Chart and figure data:
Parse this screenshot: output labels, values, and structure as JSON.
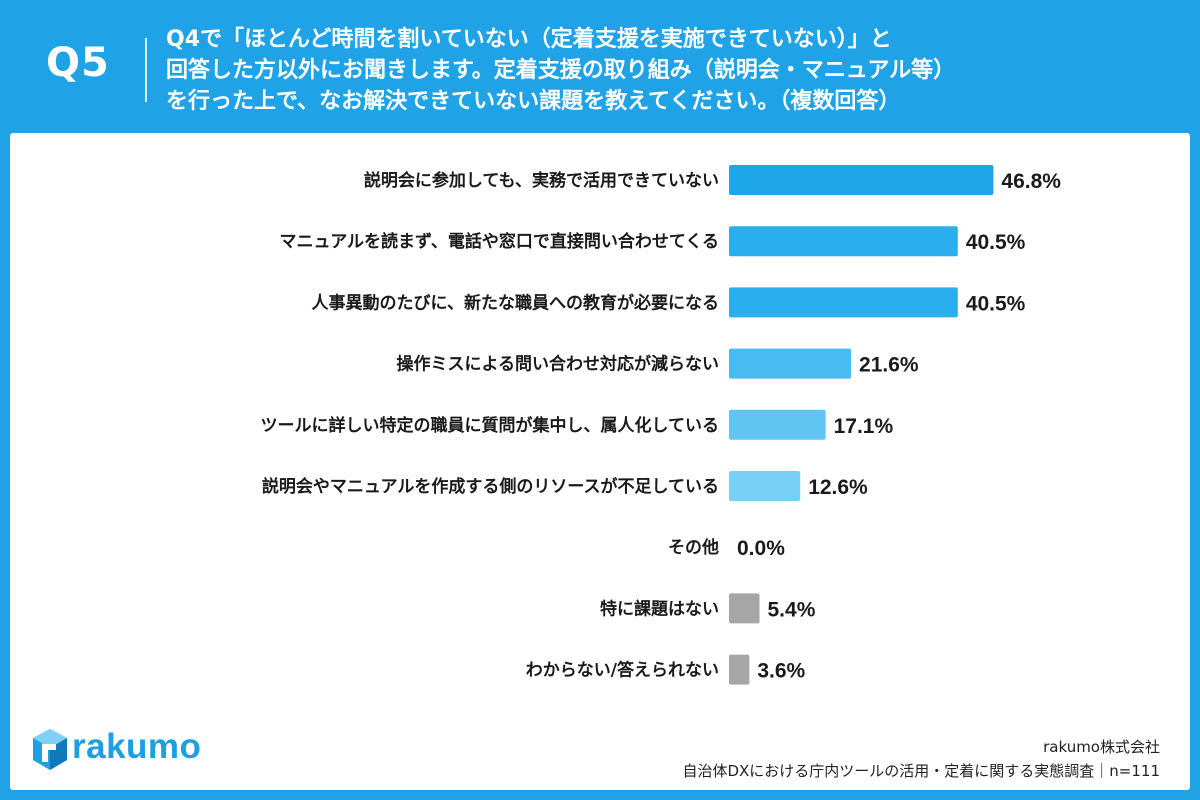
{
  "header": {
    "question_number": "Q5",
    "question_lines": [
      "Q4で「ほとんど時間を割いていない（定着支援を実施できていない）」と",
      "回答した方以外にお聞きします。定着支援の取り組み（説明会・マニュアル等）",
      "を行った上で、なお解決できていない課題を教えてください。（複数回答）"
    ]
  },
  "chart_data": {
    "type": "bar",
    "orientation": "horizontal",
    "categories": [
      "説明会に参加しても、実務で活用できていない",
      "マニュアルを読まず、電話や窓口で直接問い合わせてくる",
      "人事異動のたびに、新たな職員への教育が必要になる",
      "操作ミスによる問い合わせ対応が減らない",
      "ツールに詳しい特定の職員に質問が集中し、属人化している",
      "説明会やマニュアルを作成する側のリソースが不足している",
      "その他",
      "特に課題はない",
      "わからない/答えられない"
    ],
    "values": [
      46.8,
      40.5,
      40.5,
      21.6,
      17.1,
      12.6,
      0.0,
      5.4,
      3.6
    ],
    "value_labels": [
      "46.8%",
      "40.5%",
      "40.5%",
      "21.6%",
      "17.1%",
      "12.6%",
      "0.0%",
      "5.4%",
      "3.6%"
    ],
    "colors": [
      "#1ea6ea",
      "#2aaeee",
      "#2aaeee",
      "#48bbf0",
      "#60c5f3",
      "#78d0f6",
      "#a6a6a6",
      "#a6a6a6",
      "#a6a6a6"
    ],
    "xlim": [
      0,
      100
    ],
    "grid": false,
    "legend": "none"
  },
  "footer": {
    "brand": "rakumo",
    "company": "rakumo株式会社",
    "survey": "自治体DXにおける庁内ツールの活用・定着に関する実態調査｜n=111"
  }
}
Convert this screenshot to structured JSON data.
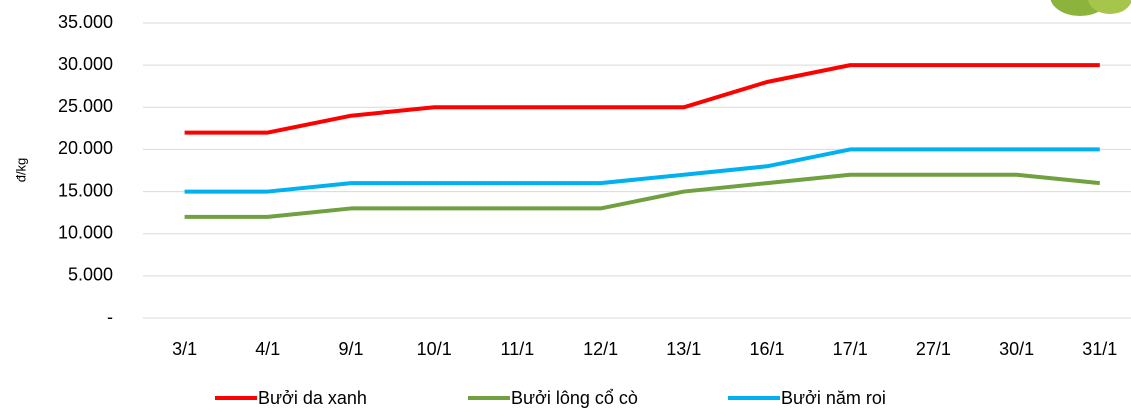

PROBLEM: Repeat all the records above exactly, leaving out any pictures.

RESPONSE TO THE TASK:
Parse this screenshot: output labels, values, and structure as JSON.
{
  "header": {
    "question_number": "Q5",
    "question_lines": [
      "Q4で「ほとんど時間を割いていない（定着支援を実施できていない）」と",
      "回答した方以外にお聞きします。定着支援の取り組み（説明会・マニュアル等）",
      "を行った上で、なお解決できていない課題を教えてください。（複数回答）"
    ]
  },
  "chart_data": {
    "type": "bar",
    "orientation": "horizontal",
    "categories": [
      "説明会に参加しても、実務で活用できていない",
      "マニュアルを読まず、電話や窓口で直接問い合わせてくる",
      "人事異動のたびに、新たな職員への教育が必要になる",
      "操作ミスによる問い合わせ対応が減らない",
      "ツールに詳しい特定の職員に質問が集中し、属人化している",
      "説明会やマニュアルを作成する側のリソースが不足している",
      "その他",
      "特に課題はない",
      "わからない/答えられない"
    ],
    "values": [
      46.8,
      40.5,
      40.5,
      21.6,
      17.1,
      12.6,
      0.0,
      5.4,
      3.6
    ],
    "value_labels": [
      "46.8%",
      "40.5%",
      "40.5%",
      "21.6%",
      "17.1%",
      "12.6%",
      "0.0%",
      "5.4%",
      "3.6%"
    ],
    "colors": [
      "#1ea6ea",
      "#2aaeee",
      "#2aaeee",
      "#48bbf0",
      "#60c5f3",
      "#78d0f6",
      "#a6a6a6",
      "#a6a6a6",
      "#a6a6a6"
    ],
    "xlim": [
      0,
      100
    ],
    "grid": false,
    "legend": "none"
  },
  "footer": {
    "brand": "rakumo",
    "company": "rakumo株式会社",
    "survey": "自治体DXにおける庁内ツールの活用・定着に関する実態調査｜n=111"
  }
}
Convert this screenshot to structured JSON data.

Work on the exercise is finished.